* [Prompt] Look through the data below. Collect every line where the word "средств" occurs.

* [Listed records]
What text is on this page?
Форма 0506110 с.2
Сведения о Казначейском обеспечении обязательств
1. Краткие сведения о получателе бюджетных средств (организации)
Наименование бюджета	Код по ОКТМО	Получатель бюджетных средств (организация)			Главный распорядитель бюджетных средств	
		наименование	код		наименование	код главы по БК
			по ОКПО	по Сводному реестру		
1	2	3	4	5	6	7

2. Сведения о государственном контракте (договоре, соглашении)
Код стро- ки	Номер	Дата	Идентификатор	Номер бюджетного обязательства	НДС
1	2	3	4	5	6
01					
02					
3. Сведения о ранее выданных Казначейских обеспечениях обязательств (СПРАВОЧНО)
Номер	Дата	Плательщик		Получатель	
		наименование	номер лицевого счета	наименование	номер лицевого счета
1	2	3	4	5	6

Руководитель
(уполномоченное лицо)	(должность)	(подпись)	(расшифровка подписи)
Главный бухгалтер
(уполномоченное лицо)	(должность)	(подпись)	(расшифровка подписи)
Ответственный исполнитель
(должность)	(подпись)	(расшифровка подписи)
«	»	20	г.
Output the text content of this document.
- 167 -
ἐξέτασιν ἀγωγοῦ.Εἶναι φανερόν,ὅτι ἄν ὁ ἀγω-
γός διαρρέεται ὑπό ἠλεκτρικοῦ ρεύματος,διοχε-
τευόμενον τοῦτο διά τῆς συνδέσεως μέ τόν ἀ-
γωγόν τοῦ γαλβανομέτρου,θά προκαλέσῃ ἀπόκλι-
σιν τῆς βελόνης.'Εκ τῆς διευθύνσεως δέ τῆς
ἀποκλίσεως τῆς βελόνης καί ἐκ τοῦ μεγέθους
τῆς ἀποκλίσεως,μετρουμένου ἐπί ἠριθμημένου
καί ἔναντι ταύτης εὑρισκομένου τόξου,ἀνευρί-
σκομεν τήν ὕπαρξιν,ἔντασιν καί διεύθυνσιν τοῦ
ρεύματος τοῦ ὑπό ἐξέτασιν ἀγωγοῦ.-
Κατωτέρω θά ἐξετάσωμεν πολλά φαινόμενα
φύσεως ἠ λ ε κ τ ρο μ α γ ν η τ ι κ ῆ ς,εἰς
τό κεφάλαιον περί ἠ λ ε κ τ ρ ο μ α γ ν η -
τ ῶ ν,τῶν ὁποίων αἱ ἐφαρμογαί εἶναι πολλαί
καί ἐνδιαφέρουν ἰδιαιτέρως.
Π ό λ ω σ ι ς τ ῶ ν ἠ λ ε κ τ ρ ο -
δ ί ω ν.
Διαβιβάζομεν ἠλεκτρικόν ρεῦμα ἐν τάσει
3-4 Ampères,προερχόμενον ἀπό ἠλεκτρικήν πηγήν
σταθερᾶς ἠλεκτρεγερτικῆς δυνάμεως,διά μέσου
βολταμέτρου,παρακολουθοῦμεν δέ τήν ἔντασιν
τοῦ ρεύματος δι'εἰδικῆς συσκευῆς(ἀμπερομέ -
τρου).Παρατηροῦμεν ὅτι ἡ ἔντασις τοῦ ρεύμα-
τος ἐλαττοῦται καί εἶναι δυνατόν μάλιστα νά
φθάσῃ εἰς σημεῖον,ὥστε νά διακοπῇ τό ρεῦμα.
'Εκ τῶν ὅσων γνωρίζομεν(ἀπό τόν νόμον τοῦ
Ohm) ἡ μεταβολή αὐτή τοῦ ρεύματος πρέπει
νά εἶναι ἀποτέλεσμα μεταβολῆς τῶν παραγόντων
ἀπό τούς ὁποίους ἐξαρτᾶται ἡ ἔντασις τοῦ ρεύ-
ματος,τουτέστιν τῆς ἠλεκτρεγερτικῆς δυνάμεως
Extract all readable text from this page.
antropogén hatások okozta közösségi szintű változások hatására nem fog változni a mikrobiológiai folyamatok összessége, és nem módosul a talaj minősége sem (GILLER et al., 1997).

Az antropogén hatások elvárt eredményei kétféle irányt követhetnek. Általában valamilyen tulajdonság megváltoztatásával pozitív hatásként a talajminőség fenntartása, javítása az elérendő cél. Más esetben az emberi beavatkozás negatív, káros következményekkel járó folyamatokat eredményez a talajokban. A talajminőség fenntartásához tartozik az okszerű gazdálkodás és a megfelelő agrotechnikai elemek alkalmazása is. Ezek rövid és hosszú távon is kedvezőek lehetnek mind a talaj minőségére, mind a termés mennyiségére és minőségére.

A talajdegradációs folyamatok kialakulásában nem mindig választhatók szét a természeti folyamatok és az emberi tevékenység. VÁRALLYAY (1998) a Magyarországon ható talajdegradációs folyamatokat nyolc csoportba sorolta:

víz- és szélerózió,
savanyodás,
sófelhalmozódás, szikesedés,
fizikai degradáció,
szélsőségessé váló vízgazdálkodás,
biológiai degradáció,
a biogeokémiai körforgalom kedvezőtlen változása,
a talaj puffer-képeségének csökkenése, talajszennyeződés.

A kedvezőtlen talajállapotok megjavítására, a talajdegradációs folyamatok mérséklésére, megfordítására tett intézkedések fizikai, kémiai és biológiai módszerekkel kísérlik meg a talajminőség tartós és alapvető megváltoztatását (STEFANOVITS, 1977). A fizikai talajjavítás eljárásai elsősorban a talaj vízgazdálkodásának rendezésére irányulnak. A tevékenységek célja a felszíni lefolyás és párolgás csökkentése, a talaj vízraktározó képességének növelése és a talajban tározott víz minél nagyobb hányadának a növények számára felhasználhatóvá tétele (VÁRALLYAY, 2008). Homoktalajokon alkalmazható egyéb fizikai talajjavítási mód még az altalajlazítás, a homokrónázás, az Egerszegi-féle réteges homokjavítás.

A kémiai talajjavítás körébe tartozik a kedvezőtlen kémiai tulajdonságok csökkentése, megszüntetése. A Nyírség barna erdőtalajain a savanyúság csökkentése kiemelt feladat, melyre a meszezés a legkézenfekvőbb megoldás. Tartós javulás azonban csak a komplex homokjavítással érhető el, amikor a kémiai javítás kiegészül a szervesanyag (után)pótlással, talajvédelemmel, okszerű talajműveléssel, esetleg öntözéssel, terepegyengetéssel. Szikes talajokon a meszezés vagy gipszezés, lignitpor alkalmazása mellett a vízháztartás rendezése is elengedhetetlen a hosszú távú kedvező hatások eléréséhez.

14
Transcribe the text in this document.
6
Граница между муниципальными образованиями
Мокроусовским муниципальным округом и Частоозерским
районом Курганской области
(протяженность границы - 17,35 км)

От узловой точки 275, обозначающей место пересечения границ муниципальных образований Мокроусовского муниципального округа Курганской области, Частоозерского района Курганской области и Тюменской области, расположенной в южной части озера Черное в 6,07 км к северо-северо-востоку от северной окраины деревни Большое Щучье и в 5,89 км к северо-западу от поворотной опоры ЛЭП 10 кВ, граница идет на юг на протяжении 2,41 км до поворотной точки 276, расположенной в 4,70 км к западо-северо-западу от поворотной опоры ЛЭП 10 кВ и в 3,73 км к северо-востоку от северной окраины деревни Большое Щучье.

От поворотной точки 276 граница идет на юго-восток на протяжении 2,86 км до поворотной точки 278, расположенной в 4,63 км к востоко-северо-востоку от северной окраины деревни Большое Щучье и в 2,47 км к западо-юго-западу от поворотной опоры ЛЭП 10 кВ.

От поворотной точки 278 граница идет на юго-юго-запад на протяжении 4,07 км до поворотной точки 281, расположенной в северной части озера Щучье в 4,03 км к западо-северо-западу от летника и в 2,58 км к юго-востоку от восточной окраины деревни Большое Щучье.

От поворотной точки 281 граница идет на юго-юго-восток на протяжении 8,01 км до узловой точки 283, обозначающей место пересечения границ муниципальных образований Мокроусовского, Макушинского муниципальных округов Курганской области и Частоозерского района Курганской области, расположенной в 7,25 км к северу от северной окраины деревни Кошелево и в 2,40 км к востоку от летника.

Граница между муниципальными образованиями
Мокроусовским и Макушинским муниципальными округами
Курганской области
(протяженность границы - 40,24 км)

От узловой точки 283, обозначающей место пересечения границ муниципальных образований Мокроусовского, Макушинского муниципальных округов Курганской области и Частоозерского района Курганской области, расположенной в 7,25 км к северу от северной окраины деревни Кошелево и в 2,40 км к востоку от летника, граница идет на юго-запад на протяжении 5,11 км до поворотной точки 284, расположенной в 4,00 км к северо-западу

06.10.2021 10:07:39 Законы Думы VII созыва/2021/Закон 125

* [Output of the exercise]
1. Краткие сведения о получателе бюджетных средств (организации)
Наименование бюджета	Код по ОКТМО	Получатель бюджетных средств (организация)			Главный распорядитель бюджетных средств	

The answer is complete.